[Records]
■ ■ ■

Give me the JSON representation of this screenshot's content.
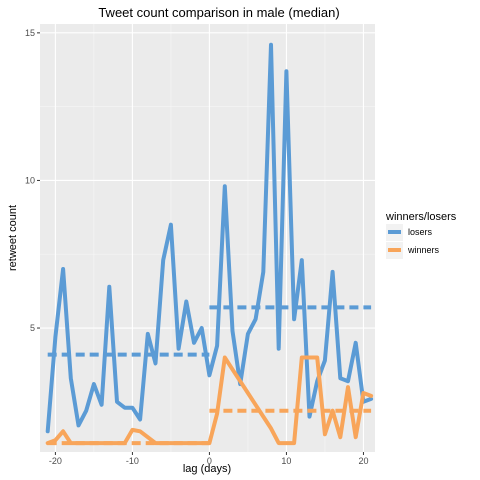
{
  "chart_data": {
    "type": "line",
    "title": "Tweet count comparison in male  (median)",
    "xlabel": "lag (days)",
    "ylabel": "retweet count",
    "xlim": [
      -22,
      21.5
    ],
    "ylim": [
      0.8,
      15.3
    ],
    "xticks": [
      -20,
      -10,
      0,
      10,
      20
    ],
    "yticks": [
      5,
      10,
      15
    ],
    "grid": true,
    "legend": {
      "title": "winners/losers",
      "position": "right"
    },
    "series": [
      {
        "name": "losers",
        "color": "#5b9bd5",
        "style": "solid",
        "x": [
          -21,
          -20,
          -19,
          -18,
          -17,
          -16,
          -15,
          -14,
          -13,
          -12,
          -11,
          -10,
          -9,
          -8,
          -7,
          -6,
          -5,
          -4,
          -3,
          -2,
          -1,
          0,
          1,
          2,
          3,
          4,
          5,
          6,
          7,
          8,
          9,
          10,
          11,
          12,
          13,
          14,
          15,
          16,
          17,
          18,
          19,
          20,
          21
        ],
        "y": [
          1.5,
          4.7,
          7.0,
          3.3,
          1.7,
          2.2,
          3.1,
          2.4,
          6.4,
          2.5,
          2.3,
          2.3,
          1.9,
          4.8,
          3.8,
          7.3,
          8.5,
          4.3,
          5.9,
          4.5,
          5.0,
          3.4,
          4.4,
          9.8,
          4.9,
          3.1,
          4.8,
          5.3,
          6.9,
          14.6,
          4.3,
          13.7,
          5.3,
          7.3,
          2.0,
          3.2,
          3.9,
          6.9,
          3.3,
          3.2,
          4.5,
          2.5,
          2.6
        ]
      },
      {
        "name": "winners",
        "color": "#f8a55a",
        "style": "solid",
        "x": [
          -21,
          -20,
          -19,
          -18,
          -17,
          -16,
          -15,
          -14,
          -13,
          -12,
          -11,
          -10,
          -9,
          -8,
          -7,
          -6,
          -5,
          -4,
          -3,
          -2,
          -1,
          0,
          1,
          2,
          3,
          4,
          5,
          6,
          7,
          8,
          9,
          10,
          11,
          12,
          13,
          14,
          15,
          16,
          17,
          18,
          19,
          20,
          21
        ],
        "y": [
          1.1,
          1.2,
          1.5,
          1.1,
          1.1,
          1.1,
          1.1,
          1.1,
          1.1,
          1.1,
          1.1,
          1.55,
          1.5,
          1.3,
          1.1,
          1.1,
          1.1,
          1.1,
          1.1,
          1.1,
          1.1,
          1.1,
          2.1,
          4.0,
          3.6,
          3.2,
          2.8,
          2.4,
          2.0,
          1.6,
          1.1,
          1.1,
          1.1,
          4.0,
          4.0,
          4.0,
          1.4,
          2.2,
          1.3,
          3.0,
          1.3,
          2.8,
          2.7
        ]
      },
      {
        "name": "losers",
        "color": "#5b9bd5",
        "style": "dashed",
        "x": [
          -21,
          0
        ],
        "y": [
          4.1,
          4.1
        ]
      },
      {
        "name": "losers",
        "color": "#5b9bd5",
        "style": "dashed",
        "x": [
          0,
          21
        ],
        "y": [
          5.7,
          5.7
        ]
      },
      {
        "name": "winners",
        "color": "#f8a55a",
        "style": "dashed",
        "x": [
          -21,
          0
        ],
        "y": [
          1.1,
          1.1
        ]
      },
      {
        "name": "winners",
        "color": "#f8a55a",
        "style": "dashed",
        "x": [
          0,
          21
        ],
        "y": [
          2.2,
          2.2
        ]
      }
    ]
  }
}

■ ■ ■

THE REQUEST: Each record must be quoted in full and exactly. Do not include the pictures.

WRITTEN ANSWER:
Give me the JSON representation of this screenshot's content.
{
  "chart_data": {
    "type": "line",
    "title": "Tweet count comparison in male  (median)",
    "xlabel": "lag (days)",
    "ylabel": "retweet count",
    "xlim": [
      -22,
      21.5
    ],
    "ylim": [
      0.8,
      15.3
    ],
    "xticks": [
      -20,
      -10,
      0,
      10,
      20
    ],
    "yticks": [
      5,
      10,
      15
    ],
    "grid": true,
    "legend": {
      "title": "winners/losers",
      "position": "right"
    },
    "series": [
      {
        "name": "losers",
        "color": "#5b9bd5",
        "style": "solid",
        "x": [
          -21,
          -20,
          -19,
          -18,
          -17,
          -16,
          -15,
          -14,
          -13,
          -12,
          -11,
          -10,
          -9,
          -8,
          -7,
          -6,
          -5,
          -4,
          -3,
          -2,
          -1,
          0,
          1,
          2,
          3,
          4,
          5,
          6,
          7,
          8,
          9,
          10,
          11,
          12,
          13,
          14,
          15,
          16,
          17,
          18,
          19,
          20,
          21
        ],
        "y": [
          1.5,
          4.7,
          7.0,
          3.3,
          1.7,
          2.2,
          3.1,
          2.4,
          6.4,
          2.5,
          2.3,
          2.3,
          1.9,
          4.8,
          3.8,
          7.3,
          8.5,
          4.3,
          5.9,
          4.5,
          5.0,
          3.4,
          4.4,
          9.8,
          4.9,
          3.1,
          4.8,
          5.3,
          6.9,
          14.6,
          4.3,
          13.7,
          5.3,
          7.3,
          2.0,
          3.2,
          3.9,
          6.9,
          3.3,
          3.2,
          4.5,
          2.5,
          2.6
        ]
      },
      {
        "name": "winners",
        "color": "#f8a55a",
        "style": "solid",
        "x": [
          -21,
          -20,
          -19,
          -18,
          -17,
          -16,
          -15,
          -14,
          -13,
          -12,
          -11,
          -10,
          -9,
          -8,
          -7,
          -6,
          -5,
          -4,
          -3,
          -2,
          -1,
          0,
          1,
          2,
          3,
          4,
          5,
          6,
          7,
          8,
          9,
          10,
          11,
          12,
          13,
          14,
          15,
          16,
          17,
          18,
          19,
          20,
          21
        ],
        "y": [
          1.1,
          1.2,
          1.5,
          1.1,
          1.1,
          1.1,
          1.1,
          1.1,
          1.1,
          1.1,
          1.1,
          1.55,
          1.5,
          1.3,
          1.1,
          1.1,
          1.1,
          1.1,
          1.1,
          1.1,
          1.1,
          1.1,
          2.1,
          4.0,
          3.6,
          3.2,
          2.8,
          2.4,
          2.0,
          1.6,
          1.1,
          1.1,
          1.1,
          4.0,
          4.0,
          4.0,
          1.4,
          2.2,
          1.3,
          3.0,
          1.3,
          2.8,
          2.7
        ]
      },
      {
        "name": "losers",
        "color": "#5b9bd5",
        "style": "dashed",
        "x": [
          -21,
          0
        ],
        "y": [
          4.1,
          4.1
        ]
      },
      {
        "name": "losers",
        "color": "#5b9bd5",
        "style": "dashed",
        "x": [
          0,
          21
        ],
        "y": [
          5.7,
          5.7
        ]
      },
      {
        "name": "winners",
        "color": "#f8a55a",
        "style": "dashed",
        "x": [
          -21,
          0
        ],
        "y": [
          1.1,
          1.1
        ]
      },
      {
        "name": "winners",
        "color": "#f8a55a",
        "style": "dashed",
        "x": [
          0,
          21
        ],
        "y": [
          2.2,
          2.2
        ]
      }
    ]
  }
}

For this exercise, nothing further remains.